- Task objective:
Look through the records below and give the number of lines holding the string "chevron", nothing more.

- Records for this task:

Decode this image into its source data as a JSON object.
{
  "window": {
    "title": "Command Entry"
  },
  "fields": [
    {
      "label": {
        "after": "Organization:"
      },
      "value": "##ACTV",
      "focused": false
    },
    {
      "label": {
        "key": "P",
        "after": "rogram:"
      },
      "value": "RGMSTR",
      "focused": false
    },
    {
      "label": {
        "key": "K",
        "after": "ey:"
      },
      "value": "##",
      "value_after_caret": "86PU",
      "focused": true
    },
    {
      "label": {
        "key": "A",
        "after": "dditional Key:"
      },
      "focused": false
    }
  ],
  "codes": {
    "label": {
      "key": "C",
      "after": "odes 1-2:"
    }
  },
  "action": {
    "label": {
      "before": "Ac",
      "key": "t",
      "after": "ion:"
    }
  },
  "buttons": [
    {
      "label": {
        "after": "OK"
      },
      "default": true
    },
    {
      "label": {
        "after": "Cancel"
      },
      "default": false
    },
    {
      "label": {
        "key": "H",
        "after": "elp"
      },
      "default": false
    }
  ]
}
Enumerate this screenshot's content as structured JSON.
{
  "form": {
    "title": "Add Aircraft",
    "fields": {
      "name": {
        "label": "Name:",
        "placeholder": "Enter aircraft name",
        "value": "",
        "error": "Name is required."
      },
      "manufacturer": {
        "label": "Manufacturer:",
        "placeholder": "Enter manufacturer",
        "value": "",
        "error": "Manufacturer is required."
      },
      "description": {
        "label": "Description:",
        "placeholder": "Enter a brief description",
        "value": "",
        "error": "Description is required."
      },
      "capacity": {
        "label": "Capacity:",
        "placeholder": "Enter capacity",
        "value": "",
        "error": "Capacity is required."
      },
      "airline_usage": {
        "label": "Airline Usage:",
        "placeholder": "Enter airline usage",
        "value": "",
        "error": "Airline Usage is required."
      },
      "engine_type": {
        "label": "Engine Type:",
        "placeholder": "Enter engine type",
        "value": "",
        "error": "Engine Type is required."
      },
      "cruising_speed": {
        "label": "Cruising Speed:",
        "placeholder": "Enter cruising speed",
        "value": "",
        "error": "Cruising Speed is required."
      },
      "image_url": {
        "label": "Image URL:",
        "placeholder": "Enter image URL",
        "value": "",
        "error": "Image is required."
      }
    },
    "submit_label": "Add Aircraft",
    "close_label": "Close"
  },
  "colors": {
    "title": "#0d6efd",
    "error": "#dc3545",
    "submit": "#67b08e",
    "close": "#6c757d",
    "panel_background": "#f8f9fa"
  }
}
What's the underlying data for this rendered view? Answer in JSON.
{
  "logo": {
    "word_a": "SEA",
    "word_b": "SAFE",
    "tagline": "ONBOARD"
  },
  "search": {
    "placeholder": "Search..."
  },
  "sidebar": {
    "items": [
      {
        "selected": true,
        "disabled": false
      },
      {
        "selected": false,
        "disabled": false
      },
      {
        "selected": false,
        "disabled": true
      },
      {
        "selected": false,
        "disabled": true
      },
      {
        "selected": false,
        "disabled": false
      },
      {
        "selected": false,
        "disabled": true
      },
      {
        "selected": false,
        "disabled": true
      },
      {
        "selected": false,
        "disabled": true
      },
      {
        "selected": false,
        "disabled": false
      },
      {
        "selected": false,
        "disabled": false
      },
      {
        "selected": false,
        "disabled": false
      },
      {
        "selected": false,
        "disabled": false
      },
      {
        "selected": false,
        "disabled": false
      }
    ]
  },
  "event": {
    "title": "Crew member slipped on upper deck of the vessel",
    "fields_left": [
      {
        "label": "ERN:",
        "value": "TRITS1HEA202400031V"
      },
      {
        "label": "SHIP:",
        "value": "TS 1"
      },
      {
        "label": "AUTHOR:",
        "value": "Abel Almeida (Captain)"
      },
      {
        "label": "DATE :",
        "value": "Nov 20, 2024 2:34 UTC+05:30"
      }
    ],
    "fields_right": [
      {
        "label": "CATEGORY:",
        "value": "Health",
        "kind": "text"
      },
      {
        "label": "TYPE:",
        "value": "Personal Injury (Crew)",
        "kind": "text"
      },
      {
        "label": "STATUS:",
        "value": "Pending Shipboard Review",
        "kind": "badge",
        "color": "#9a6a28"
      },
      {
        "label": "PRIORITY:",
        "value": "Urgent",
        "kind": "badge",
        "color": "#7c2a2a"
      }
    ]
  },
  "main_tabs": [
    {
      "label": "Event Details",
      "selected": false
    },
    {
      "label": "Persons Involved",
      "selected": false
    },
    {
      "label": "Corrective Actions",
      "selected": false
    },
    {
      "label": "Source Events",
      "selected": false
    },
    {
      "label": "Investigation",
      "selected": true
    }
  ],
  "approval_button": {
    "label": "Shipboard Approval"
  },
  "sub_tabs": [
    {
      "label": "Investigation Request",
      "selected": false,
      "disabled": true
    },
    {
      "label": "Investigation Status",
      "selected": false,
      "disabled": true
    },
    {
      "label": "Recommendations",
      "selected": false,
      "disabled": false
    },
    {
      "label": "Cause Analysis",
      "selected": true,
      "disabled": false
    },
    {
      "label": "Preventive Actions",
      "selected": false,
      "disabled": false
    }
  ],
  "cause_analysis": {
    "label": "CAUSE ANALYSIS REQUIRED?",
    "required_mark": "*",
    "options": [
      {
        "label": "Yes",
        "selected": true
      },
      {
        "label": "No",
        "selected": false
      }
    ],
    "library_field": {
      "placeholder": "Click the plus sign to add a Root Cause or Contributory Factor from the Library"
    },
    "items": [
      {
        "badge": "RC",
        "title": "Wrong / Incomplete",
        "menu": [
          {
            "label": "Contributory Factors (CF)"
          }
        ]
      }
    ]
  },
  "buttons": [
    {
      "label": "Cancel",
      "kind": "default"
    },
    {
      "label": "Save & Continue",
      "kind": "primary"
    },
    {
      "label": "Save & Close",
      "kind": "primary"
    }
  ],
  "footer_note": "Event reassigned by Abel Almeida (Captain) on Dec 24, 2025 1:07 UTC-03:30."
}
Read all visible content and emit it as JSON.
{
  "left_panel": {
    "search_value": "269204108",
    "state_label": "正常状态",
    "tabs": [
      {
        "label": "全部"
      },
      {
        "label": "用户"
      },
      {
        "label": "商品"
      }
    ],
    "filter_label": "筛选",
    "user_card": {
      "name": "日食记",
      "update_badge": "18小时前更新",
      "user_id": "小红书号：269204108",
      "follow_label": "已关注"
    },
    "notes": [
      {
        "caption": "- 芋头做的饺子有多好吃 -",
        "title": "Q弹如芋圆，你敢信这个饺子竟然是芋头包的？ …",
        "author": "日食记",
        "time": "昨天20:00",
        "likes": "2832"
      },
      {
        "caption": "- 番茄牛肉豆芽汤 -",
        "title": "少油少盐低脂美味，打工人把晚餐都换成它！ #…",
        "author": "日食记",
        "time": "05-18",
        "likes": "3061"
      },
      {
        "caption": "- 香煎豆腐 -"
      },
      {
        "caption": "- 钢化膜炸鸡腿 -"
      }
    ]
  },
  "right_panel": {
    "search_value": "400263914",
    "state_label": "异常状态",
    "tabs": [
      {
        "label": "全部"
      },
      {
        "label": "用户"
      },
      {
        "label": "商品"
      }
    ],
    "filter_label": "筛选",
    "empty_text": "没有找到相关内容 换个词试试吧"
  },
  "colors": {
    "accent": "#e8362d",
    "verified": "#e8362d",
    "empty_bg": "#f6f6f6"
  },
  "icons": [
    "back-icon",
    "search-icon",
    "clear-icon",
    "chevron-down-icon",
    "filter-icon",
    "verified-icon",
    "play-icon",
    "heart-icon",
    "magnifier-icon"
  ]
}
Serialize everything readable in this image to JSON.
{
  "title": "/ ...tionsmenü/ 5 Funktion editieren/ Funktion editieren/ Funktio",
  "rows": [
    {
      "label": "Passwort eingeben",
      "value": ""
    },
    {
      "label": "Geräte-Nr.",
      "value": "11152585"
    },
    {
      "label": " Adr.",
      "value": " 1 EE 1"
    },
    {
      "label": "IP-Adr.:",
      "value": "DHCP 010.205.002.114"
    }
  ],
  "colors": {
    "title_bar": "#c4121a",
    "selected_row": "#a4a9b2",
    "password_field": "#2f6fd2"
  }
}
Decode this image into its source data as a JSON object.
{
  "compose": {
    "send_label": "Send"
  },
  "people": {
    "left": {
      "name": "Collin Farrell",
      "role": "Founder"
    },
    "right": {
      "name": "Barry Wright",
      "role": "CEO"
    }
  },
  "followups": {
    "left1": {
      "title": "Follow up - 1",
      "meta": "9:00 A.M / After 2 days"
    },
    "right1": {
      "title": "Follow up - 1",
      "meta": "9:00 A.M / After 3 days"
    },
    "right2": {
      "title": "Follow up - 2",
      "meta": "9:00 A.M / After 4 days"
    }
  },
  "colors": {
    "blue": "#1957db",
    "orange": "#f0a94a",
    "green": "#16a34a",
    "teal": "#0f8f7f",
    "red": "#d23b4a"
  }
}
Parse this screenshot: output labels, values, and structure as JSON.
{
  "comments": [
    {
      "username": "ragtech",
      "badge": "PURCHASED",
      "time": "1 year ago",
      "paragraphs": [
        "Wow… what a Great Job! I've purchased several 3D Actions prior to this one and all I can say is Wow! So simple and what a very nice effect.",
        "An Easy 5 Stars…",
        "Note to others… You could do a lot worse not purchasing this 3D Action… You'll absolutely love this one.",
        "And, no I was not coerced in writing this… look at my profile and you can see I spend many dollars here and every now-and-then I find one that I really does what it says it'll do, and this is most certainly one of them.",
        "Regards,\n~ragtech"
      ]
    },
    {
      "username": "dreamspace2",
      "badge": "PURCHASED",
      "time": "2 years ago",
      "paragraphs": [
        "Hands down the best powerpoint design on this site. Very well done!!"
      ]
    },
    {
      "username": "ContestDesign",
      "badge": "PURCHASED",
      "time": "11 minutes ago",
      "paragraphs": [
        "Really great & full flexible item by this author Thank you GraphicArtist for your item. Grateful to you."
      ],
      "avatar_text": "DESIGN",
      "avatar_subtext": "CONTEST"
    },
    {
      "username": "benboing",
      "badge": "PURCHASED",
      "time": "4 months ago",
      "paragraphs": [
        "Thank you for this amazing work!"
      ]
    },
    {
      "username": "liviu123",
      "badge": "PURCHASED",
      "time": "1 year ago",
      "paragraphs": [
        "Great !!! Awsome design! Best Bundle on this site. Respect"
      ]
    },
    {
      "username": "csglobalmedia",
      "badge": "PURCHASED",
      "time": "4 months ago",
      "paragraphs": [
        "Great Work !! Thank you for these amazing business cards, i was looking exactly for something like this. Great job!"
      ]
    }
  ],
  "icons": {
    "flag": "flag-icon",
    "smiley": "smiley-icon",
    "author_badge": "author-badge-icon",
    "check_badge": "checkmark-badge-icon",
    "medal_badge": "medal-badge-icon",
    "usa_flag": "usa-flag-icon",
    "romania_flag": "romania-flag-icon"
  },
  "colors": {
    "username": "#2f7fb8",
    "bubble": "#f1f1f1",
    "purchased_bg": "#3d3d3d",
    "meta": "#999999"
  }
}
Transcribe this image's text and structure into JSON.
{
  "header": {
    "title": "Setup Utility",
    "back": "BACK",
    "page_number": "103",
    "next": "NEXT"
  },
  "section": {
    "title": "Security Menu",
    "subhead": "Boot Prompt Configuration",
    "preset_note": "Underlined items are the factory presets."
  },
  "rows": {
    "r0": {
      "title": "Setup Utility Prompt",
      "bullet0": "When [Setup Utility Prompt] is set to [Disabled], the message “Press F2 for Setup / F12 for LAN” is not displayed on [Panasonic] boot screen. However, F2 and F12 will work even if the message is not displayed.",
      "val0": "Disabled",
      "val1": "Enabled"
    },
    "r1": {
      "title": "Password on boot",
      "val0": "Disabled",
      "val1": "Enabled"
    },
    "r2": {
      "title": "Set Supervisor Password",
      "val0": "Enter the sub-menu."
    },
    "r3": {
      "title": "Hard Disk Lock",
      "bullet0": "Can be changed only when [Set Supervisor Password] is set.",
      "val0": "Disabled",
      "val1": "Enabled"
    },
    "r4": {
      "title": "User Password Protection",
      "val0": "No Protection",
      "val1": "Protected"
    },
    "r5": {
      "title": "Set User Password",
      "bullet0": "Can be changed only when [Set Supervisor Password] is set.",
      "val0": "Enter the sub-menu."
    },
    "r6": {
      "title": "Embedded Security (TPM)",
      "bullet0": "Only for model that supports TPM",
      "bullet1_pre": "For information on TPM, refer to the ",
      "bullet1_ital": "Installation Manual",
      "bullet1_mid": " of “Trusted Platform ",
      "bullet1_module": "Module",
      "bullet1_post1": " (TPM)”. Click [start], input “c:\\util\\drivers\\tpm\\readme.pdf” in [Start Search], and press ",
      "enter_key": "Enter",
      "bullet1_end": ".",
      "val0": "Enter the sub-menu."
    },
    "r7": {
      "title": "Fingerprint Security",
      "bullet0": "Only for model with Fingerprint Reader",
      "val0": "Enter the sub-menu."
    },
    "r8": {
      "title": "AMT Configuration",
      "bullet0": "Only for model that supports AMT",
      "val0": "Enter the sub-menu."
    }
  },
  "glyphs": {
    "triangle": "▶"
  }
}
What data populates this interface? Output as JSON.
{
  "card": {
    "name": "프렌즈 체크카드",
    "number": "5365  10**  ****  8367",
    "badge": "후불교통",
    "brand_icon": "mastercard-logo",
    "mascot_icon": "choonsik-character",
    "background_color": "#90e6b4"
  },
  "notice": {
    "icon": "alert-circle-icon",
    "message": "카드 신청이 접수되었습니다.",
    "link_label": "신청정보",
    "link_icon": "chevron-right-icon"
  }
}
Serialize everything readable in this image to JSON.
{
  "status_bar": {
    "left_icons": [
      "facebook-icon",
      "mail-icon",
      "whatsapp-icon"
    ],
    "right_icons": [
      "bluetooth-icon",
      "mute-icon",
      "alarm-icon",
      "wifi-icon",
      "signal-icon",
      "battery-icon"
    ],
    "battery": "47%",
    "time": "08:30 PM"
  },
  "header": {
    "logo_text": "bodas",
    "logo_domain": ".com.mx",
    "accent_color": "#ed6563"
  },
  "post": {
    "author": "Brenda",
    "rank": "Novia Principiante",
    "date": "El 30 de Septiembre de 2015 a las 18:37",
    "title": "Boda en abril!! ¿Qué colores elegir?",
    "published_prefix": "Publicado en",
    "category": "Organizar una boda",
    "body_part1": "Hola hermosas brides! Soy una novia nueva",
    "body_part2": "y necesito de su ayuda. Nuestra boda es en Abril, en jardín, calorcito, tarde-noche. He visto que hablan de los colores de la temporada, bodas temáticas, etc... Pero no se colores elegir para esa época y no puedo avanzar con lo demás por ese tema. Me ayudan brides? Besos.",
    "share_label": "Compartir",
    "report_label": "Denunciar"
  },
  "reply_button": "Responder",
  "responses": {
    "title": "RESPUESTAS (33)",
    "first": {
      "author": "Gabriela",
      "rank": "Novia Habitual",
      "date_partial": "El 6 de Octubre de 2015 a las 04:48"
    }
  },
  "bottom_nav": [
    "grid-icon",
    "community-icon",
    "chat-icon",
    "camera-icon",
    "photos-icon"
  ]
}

- The solution:
2